To do
Reproduce the full listing as it stands. Images do not belong in the copy.

== Segment start ==

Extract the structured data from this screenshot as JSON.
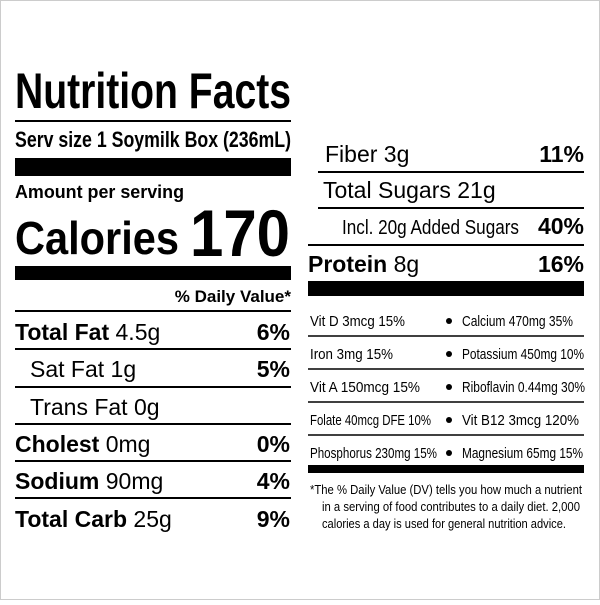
{
  "header": {
    "title": "Nutrition Facts",
    "serving_size": "Serv size 1 Soymilk Box (236mL)",
    "amount_per_serving": "Amount per serving",
    "calories_label": "Calories",
    "calories_value": "170",
    "daily_value_heading": "% Daily Value*"
  },
  "nutrients": [
    {
      "label": "Total Fat",
      "amount": "4.5g",
      "dv": "6%"
    },
    {
      "label": "Sat Fat",
      "amount": "1g",
      "dv": "5%"
    },
    {
      "label": "Trans Fat",
      "amount": "0g"
    },
    {
      "label": "Cholest",
      "amount": "0mg",
      "dv": "0%"
    },
    {
      "label": "Sodium",
      "amount": "90mg",
      "dv": "4%"
    },
    {
      "label": "Total Carb",
      "amount": "25g",
      "dv": "9%"
    },
    {
      "label": "Fiber",
      "amount": "3g",
      "dv": "11%"
    },
    {
      "label": "Total Sugars",
      "amount": "21g"
    },
    {
      "label": "Incl. 20g Added Sugars",
      "dv": "40%"
    },
    {
      "label": "Protein",
      "amount": "8g",
      "dv": "16%"
    }
  ],
  "micronutrients": [
    [
      "Vit D 3mcg 15%",
      "Calcium 470mg 35%"
    ],
    [
      "Iron 3mg 15%",
      "Potassium 450mg 10%"
    ],
    [
      "Vit A 150mcg 15%",
      "Riboflavin 0.44mg 30%"
    ],
    [
      "Folate 40mcg DFE 10%",
      "Vit B12 3mcg 120%"
    ],
    [
      "Phosphorus 230mg 15%",
      "Magnesium 65mg 15%"
    ]
  ],
  "footnote": [
    "*The % Daily Value (DV) tells you how much a nutrient",
    "in a serving of food contributes to a daily diet. 2,000",
    "calories a day is used for general nutrition advice."
  ]
}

== Segment end ==

Response
Extract the structured data from this screenshot as JSON.
{
  "header": {
    "title": "Nutrition Facts",
    "serving_size": "Serv size 1 Soymilk Box (236mL)",
    "amount_per_serving": "Amount per serving",
    "calories_label": "Calories",
    "calories_value": "170",
    "daily_value_heading": "% Daily Value*"
  },
  "nutrients": [
    {
      "label": "Total Fat",
      "amount": "4.5g",
      "dv": "6%"
    },
    {
      "label": "Sat Fat",
      "amount": "1g",
      "dv": "5%"
    },
    {
      "label": "Trans Fat",
      "amount": "0g"
    },
    {
      "label": "Cholest",
      "amount": "0mg",
      "dv": "0%"
    },
    {
      "label": "Sodium",
      "amount": "90mg",
      "dv": "4%"
    },
    {
      "label": "Total Carb",
      "amount": "25g",
      "dv": "9%"
    },
    {
      "label": "Fiber",
      "amount": "3g",
      "dv": "11%"
    },
    {
      "label": "Total Sugars",
      "amount": "21g"
    },
    {
      "label": "Incl. 20g Added Sugars",
      "dv": "40%"
    },
    {
      "label": "Protein",
      "amount": "8g",
      "dv": "16%"
    }
  ],
  "micronutrients": [
    [
      "Vit D 3mcg 15%",
      "Calcium 470mg 35%"
    ],
    [
      "Iron 3mg 15%",
      "Potassium 450mg 10%"
    ],
    [
      "Vit A 150mcg 15%",
      "Riboflavin 0.44mg 30%"
    ],
    [
      "Folate 40mcg DFE 10%",
      "Vit B12 3mcg 120%"
    ],
    [
      "Phosphorus 230mg 15%",
      "Magnesium 65mg 15%"
    ]
  ],
  "footnote": [
    "*The % Daily Value (DV) tells you how much a nutrient",
    "in a serving of food contributes to a daily diet. 2,000",
    "calories a day is used for general nutrition advice."
  ]
}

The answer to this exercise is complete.